- _YOUR OBJECTIVE_
Every record should be repeated exactly, except that pictures are left out.

[Dataset excerpts]
____________

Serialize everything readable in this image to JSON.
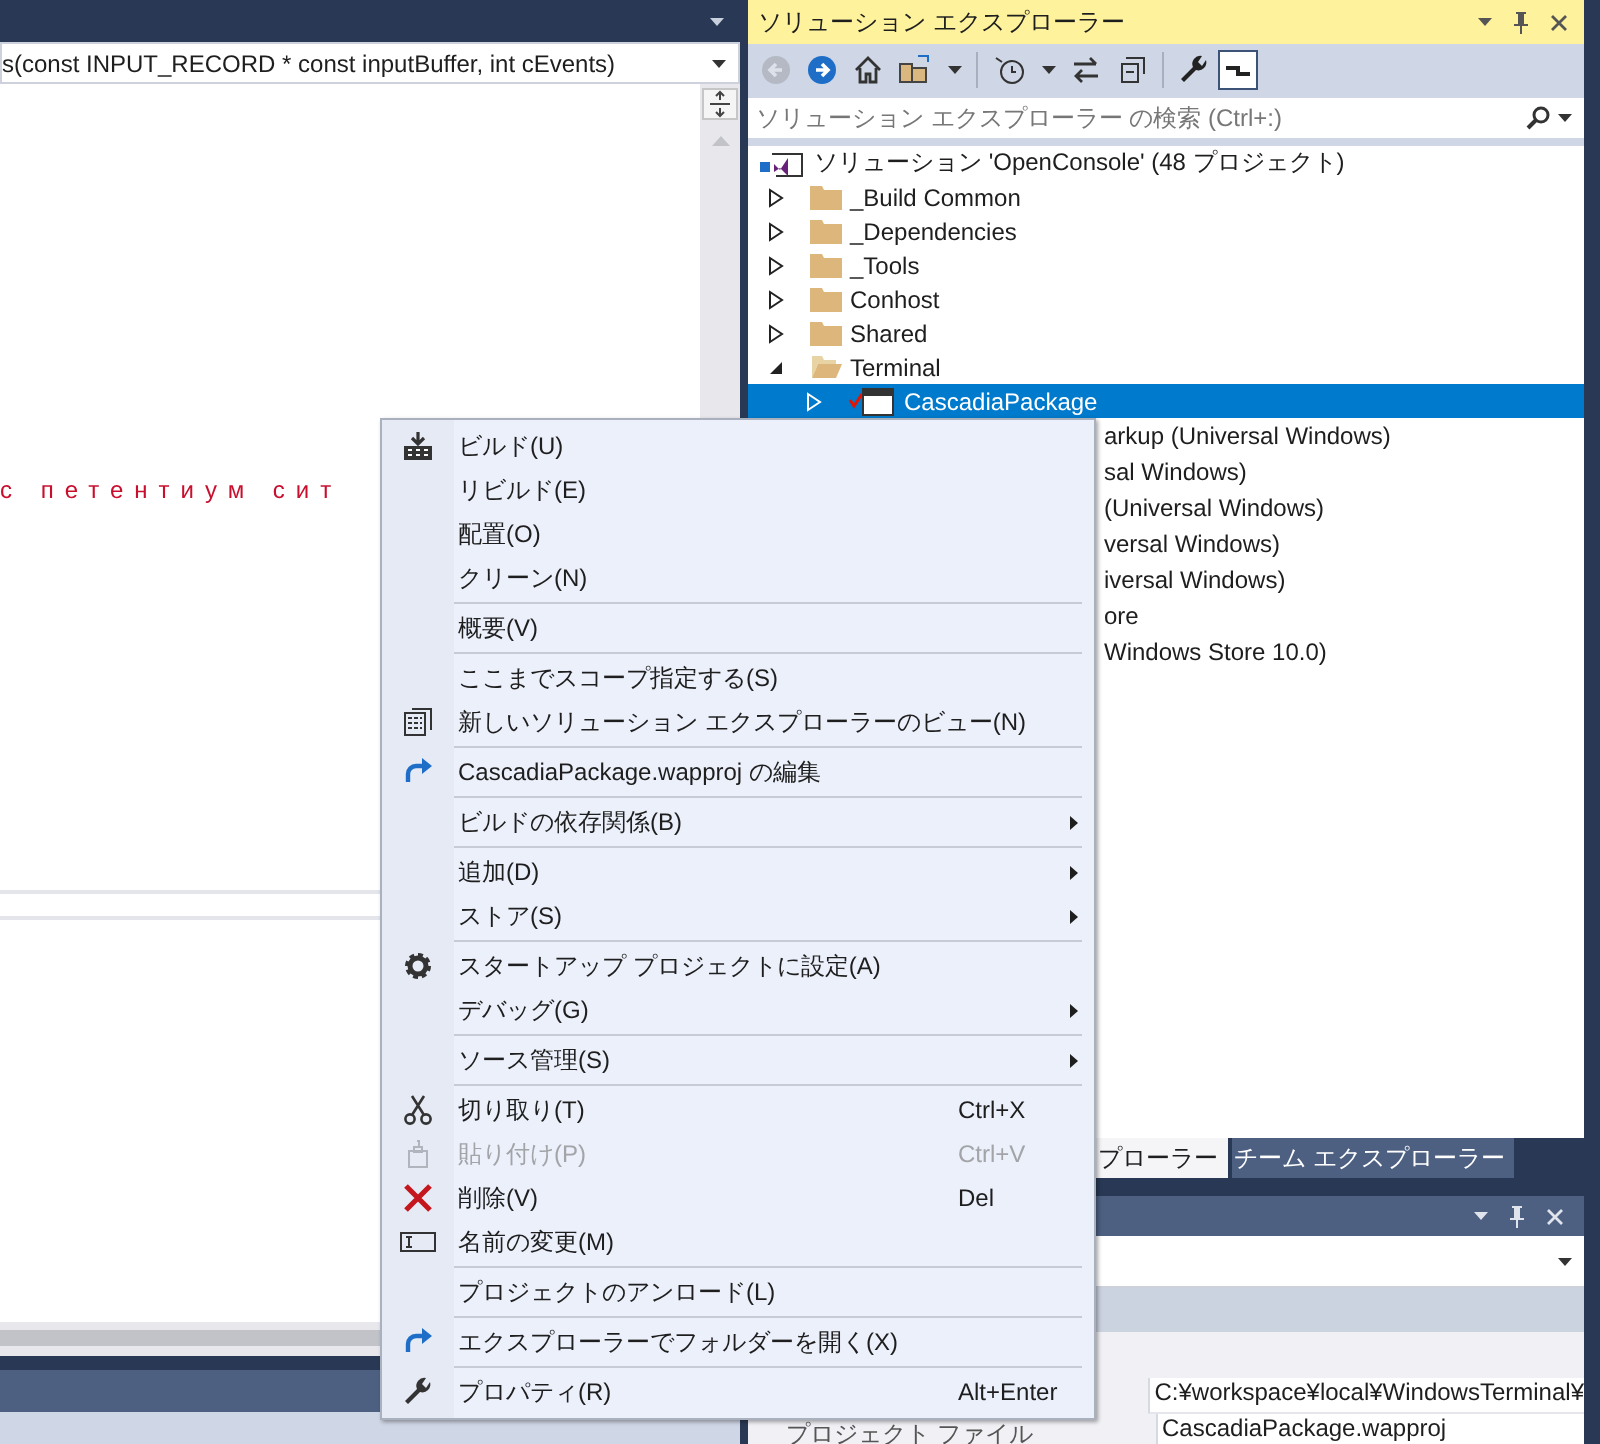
{
  "editor": {
    "nav_dropdown": "s(const INPUT_RECORD * const inputBuffer, int cEvents)",
    "code_text": "с петентиум сит"
  },
  "solution_explorer": {
    "title": "ソリューション エクスプローラー",
    "toolbar": {
      "preview_pressed": true
    },
    "search": {
      "placeholder": "ソリューション エクスプローラー の検索 (Ctrl+:)"
    },
    "tree": [
      {
        "kind": "solution",
        "label": "ソリューション 'OpenConsole' (48 プロジェクト)",
        "selected": false,
        "children": [
          {
            "kind": "folder",
            "label": "_Build Common",
            "expanded": false,
            "selected": false
          },
          {
            "kind": "folder",
            "label": "_Dependencies",
            "expanded": false,
            "selected": false
          },
          {
            "kind": "folder",
            "label": "_Tools",
            "expanded": false,
            "selected": false
          },
          {
            "kind": "folder",
            "label": "Conhost",
            "expanded": false,
            "selected": false
          },
          {
            "kind": "folder",
            "label": "Shared",
            "expanded": false,
            "selected": false
          },
          {
            "kind": "folder",
            "label": "Terminal",
            "expanded": true,
            "selected": false,
            "children": [
              {
                "kind": "project",
                "label": "CascadiaPackage",
                "expanded": false,
                "selected": true
              },
              {
                "kind": "covered",
                "label": "arkup (Universal Windows)",
                "selected": false
              },
              {
                "kind": "covered",
                "label": "sal Windows)",
                "selected": false
              },
              {
                "kind": "covered",
                "label": "(Universal Windows)",
                "selected": false
              },
              {
                "kind": "covered",
                "label": "versal Windows)",
                "selected": false
              },
              {
                "kind": "covered",
                "label": "iversal Windows)",
                "selected": false
              },
              {
                "kind": "covered",
                "label": "ore",
                "selected": false
              },
              {
                "kind": "covered",
                "label": "Windows Store 10.0)",
                "selected": false
              }
            ]
          }
        ]
      }
    ]
  },
  "tabs": [
    {
      "label": "プローラー",
      "selected": true
    },
    {
      "label": "チーム エクスプローラー",
      "selected": false
    }
  ],
  "properties": {
    "rows": [
      {
        "value": "C:¥workspace¥local¥WindowsTerminal¥"
      },
      {
        "name": "プロジェクト ファイル",
        "value": "CascadiaPackage.wapproj"
      }
    ]
  },
  "context_menu": {
    "items": [
      {
        "kind": "item",
        "label": "ビルド(U)",
        "submenu": false,
        "disabled": false
      },
      {
        "kind": "item",
        "label": "リビルド(E)",
        "submenu": false,
        "disabled": false
      },
      {
        "kind": "item",
        "label": "配置(O)",
        "submenu": false,
        "disabled": false
      },
      {
        "kind": "item",
        "label": "クリーン(N)",
        "submenu": false,
        "disabled": false
      },
      {
        "kind": "separator"
      },
      {
        "kind": "item",
        "label": "概要(V)",
        "submenu": false,
        "disabled": false
      },
      {
        "kind": "separator"
      },
      {
        "kind": "item",
        "label": "ここまでスコープ指定する(S)",
        "submenu": false,
        "disabled": false
      },
      {
        "kind": "item",
        "label": "新しいソリューション エクスプローラーのビュー(N)",
        "submenu": false,
        "disabled": false
      },
      {
        "kind": "separator"
      },
      {
        "kind": "item",
        "label": "CascadiaPackage.wapproj の編集",
        "submenu": false,
        "disabled": false
      },
      {
        "kind": "separator"
      },
      {
        "kind": "item",
        "label": "ビルドの依存関係(B)",
        "submenu": true,
        "disabled": false
      },
      {
        "kind": "separator"
      },
      {
        "kind": "item",
        "label": "追加(D)",
        "submenu": true,
        "disabled": false
      },
      {
        "kind": "item",
        "label": "ストア(S)",
        "submenu": true,
        "disabled": false
      },
      {
        "kind": "separator"
      },
      {
        "kind": "item",
        "label": "スタートアップ プロジェクトに設定(A)",
        "submenu": false,
        "disabled": false
      },
      {
        "kind": "item",
        "label": "デバッグ(G)",
        "submenu": true,
        "disabled": false
      },
      {
        "kind": "separator"
      },
      {
        "kind": "item",
        "label": "ソース管理(S)",
        "submenu": true,
        "disabled": false
      },
      {
        "kind": "separator"
      },
      {
        "kind": "item",
        "label": "切り取り(T)",
        "shortcut": "Ctrl+X",
        "submenu": false,
        "disabled": false
      },
      {
        "kind": "item",
        "label": "貼り付け(P)",
        "shortcut": "Ctrl+V",
        "submenu": false,
        "disabled": true
      },
      {
        "kind": "item",
        "label": "削除(V)",
        "shortcut": "Del",
        "submenu": false,
        "disabled": false
      },
      {
        "kind": "item",
        "label": "名前の変更(M)",
        "submenu": false,
        "disabled": false
      },
      {
        "kind": "separator"
      },
      {
        "kind": "item",
        "label": "プロジェクトのアンロード(L)",
        "submenu": false,
        "disabled": false
      },
      {
        "kind": "separator"
      },
      {
        "kind": "item",
        "label": "エクスプローラーでフォルダーを開く(X)",
        "submenu": false,
        "disabled": false
      },
      {
        "kind": "separator"
      },
      {
        "kind": "item",
        "label": "プロパティ(R)",
        "shortcut": "Alt+Enter",
        "submenu": false,
        "disabled": false
      }
    ]
  }
}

____________

- _COMPLETED EXERCISE_
Serialize everything readable in this image to JSON.
{
  "editor": {
    "nav_dropdown": "s(const INPUT_RECORD * const inputBuffer, int cEvents)",
    "code_text": "с петентиум сит"
  },
  "solution_explorer": {
    "title": "ソリューション エクスプローラー",
    "toolbar": {
      "preview_pressed": true
    },
    "search": {
      "placeholder": "ソリューション エクスプローラー の検索 (Ctrl+:)"
    },
    "tree": [
      {
        "kind": "solution",
        "label": "ソリューション 'OpenConsole' (48 プロジェクト)",
        "selected": false,
        "children": [
          {
            "kind": "folder",
            "label": "_Build Common",
            "expanded": false,
            "selected": false
          },
          {
            "kind": "folder",
            "label": "_Dependencies",
            "expanded": false,
            "selected": false
          },
          {
            "kind": "folder",
            "label": "_Tools",
            "expanded": false,
            "selected": false
          },
          {
            "kind": "folder",
            "label": "Conhost",
            "expanded": false,
            "selected": false
          },
          {
            "kind": "folder",
            "label": "Shared",
            "expanded": false,
            "selected": false
          },
          {
            "kind": "folder",
            "label": "Terminal",
            "expanded": true,
            "selected": false,
            "children": [
              {
                "kind": "project",
                "label": "CascadiaPackage",
                "expanded": false,
                "selected": true
              },
              {
                "kind": "covered",
                "label": "arkup (Universal Windows)",
                "selected": false
              },
              {
                "kind": "covered",
                "label": "sal Windows)",
                "selected": false
              },
              {
                "kind": "covered",
                "label": "(Universal Windows)",
                "selected": false
              },
              {
                "kind": "covered",
                "label": "versal Windows)",
                "selected": false
              },
              {
                "kind": "covered",
                "label": "iversal Windows)",
                "selected": false
              },
              {
                "kind": "covered",
                "label": "ore",
                "selected": false
              },
              {
                "kind": "covered",
                "label": "Windows Store 10.0)",
                "selected": false
              }
            ]
          }
        ]
      }
    ]
  },
  "tabs": [
    {
      "label": "プローラー",
      "selected": true
    },
    {
      "label": "チーム エクスプローラー",
      "selected": false
    }
  ],
  "properties": {
    "rows": [
      {
        "value": "C:¥workspace¥local¥WindowsTerminal¥"
      },
      {
        "name": "プロジェクト ファイル",
        "value": "CascadiaPackage.wapproj"
      }
    ]
  },
  "context_menu": {
    "items": [
      {
        "kind": "item",
        "label": "ビルド(U)",
        "submenu": false,
        "disabled": false
      },
      {
        "kind": "item",
        "label": "リビルド(E)",
        "submenu": false,
        "disabled": false
      },
      {
        "kind": "item",
        "label": "配置(O)",
        "submenu": false,
        "disabled": false
      },
      {
        "kind": "item",
        "label": "クリーン(N)",
        "submenu": false,
        "disabled": false
      },
      {
        "kind": "separator"
      },
      {
        "kind": "item",
        "label": "概要(V)",
        "submenu": false,
        "disabled": false
      },
      {
        "kind": "separator"
      },
      {
        "kind": "item",
        "label": "ここまでスコープ指定する(S)",
        "submenu": false,
        "disabled": false
      },
      {
        "kind": "item",
        "label": "新しいソリューション エクスプローラーのビュー(N)",
        "submenu": false,
        "disabled": false
      },
      {
        "kind": "separator"
      },
      {
        "kind": "item",
        "label": "CascadiaPackage.wapproj の編集",
        "submenu": false,
        "disabled": false
      },
      {
        "kind": "separator"
      },
      {
        "kind": "item",
        "label": "ビルドの依存関係(B)",
        "submenu": true,
        "disabled": false
      },
      {
        "kind": "separator"
      },
      {
        "kind": "item",
        "label": "追加(D)",
        "submenu": true,
        "disabled": false
      },
      {
        "kind": "item",
        "label": "ストア(S)",
        "submenu": true,
        "disabled": false
      },
      {
        "kind": "separator"
      },
      {
        "kind": "item",
        "label": "スタートアップ プロジェクトに設定(A)",
        "submenu": false,
        "disabled": false
      },
      {
        "kind": "item",
        "label": "デバッグ(G)",
        "submenu": true,
        "disabled": false
      },
      {
        "kind": "separator"
      },
      {
        "kind": "item",
        "label": "ソース管理(S)",
        "submenu": true,
        "disabled": false
      },
      {
        "kind": "separator"
      },
      {
        "kind": "item",
        "label": "切り取り(T)",
        "shortcut": "Ctrl+X",
        "submenu": false,
        "disabled": false
      },
      {
        "kind": "item",
        "label": "貼り付け(P)",
        "shortcut": "Ctrl+V",
        "submenu": false,
        "disabled": true
      },
      {
        "kind": "item",
        "label": "削除(V)",
        "shortcut": "Del",
        "submenu": false,
        "disabled": false
      },
      {
        "kind": "item",
        "label": "名前の変更(M)",
        "submenu": false,
        "disabled": false
      },
      {
        "kind": "separator"
      },
      {
        "kind": "item",
        "label": "プロジェクトのアンロード(L)",
        "submenu": false,
        "disabled": false
      },
      {
        "kind": "separator"
      },
      {
        "kind": "item",
        "label": "エクスプローラーでフォルダーを開く(X)",
        "submenu": false,
        "disabled": false
      },
      {
        "kind": "separator"
      },
      {
        "kind": "item",
        "label": "プロパティ(R)",
        "shortcut": "Alt+Enter",
        "submenu": false,
        "disabled": false
      }
    ]
  }
}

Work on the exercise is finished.